-- BEGIN Available records --
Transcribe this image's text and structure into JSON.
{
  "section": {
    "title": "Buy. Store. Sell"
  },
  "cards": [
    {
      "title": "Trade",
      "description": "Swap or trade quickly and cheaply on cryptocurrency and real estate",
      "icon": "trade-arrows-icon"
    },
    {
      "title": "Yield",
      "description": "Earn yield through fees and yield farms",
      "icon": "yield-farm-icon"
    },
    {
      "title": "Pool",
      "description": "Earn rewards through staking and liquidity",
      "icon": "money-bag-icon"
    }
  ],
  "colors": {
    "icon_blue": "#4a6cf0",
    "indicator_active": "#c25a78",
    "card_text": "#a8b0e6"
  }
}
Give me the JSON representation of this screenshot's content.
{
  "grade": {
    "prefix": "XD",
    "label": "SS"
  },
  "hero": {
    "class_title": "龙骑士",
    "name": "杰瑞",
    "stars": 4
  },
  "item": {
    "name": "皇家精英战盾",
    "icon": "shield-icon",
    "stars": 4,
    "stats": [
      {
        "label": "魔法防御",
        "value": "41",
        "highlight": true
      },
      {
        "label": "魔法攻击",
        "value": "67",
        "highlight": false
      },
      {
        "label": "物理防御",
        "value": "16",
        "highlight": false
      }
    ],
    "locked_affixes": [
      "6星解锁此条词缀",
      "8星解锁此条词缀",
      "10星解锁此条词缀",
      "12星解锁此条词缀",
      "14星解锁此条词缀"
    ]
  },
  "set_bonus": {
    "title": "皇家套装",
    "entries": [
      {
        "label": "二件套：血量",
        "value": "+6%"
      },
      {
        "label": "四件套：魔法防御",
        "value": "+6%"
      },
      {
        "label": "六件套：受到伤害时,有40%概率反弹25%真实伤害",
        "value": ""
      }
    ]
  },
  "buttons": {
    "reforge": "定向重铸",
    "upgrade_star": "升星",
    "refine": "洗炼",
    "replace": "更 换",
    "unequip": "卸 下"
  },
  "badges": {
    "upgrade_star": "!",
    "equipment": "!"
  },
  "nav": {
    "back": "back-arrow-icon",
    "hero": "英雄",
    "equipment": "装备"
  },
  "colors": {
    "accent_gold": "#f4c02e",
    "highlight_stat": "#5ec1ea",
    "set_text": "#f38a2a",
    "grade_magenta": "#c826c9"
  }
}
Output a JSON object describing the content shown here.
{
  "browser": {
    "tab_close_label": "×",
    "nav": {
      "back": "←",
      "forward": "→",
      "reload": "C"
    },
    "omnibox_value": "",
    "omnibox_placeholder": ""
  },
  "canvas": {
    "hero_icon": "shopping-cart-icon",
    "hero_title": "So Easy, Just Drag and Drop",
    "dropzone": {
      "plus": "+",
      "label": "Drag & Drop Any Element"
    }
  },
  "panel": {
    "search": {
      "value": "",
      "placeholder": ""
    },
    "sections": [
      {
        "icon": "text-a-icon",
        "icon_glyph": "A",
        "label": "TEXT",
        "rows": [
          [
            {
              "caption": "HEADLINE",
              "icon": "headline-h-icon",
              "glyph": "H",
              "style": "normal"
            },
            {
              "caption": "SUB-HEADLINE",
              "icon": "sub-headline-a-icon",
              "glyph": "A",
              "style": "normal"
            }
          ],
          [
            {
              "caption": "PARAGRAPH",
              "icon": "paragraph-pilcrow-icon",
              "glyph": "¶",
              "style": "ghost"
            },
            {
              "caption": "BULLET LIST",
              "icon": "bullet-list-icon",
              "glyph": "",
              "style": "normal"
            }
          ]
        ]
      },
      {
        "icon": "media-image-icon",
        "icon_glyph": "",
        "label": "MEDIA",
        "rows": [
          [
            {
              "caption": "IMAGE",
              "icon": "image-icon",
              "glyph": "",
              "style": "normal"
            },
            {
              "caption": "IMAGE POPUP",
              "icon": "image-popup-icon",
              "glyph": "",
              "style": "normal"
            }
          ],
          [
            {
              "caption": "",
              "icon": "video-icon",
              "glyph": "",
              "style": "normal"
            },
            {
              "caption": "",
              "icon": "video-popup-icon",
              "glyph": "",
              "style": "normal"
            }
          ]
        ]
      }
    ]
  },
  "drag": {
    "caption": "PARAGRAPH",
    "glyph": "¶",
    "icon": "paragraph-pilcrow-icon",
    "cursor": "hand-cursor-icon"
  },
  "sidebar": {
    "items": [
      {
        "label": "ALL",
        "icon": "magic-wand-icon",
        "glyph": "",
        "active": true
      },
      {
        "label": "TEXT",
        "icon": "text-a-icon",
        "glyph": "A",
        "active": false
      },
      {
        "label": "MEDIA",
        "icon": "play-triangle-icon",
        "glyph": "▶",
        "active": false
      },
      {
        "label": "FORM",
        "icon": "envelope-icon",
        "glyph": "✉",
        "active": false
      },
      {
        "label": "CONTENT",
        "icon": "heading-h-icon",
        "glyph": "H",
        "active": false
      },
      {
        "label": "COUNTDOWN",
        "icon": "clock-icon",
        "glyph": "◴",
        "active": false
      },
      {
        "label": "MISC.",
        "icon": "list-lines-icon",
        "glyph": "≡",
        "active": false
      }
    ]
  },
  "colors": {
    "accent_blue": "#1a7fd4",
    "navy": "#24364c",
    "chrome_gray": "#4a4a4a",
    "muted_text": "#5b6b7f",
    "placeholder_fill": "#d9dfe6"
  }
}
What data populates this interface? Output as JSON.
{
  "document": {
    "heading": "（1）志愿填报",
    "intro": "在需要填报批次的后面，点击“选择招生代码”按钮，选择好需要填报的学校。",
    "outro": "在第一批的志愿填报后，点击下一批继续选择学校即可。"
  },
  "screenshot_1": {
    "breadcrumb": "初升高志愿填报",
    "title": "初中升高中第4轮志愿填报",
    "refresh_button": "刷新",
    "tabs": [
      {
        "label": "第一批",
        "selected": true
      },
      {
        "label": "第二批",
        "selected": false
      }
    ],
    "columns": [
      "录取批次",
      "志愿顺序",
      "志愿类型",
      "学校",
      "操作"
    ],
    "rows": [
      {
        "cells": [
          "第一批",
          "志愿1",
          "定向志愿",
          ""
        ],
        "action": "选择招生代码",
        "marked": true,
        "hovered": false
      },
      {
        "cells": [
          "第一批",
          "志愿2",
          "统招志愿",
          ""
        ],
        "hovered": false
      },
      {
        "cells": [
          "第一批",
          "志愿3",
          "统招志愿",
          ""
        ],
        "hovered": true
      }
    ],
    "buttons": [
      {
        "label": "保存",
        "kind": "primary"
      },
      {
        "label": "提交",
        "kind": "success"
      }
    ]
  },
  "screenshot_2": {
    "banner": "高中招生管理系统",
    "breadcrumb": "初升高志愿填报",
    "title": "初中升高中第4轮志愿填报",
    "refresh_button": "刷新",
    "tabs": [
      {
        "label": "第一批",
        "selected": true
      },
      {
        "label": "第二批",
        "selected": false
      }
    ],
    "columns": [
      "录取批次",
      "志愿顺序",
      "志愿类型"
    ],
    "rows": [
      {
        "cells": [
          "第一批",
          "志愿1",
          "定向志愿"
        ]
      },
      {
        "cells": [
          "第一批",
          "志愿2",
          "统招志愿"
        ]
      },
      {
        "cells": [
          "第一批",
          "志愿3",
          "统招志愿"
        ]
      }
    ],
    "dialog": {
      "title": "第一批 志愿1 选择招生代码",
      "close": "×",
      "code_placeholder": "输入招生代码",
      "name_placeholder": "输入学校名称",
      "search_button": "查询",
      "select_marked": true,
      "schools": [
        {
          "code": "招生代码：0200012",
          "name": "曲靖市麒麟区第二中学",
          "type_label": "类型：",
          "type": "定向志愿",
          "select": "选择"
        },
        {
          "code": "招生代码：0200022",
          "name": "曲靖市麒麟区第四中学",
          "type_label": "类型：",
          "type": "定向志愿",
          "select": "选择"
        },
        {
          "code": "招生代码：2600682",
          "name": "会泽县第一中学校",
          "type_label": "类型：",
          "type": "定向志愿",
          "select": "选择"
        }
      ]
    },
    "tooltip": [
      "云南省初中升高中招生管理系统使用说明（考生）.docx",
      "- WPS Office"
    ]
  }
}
-- END Available records --
▶ **Written request**: Give only the number of lines in the data that include the string "video".

▶ **Response to this exercise**: 2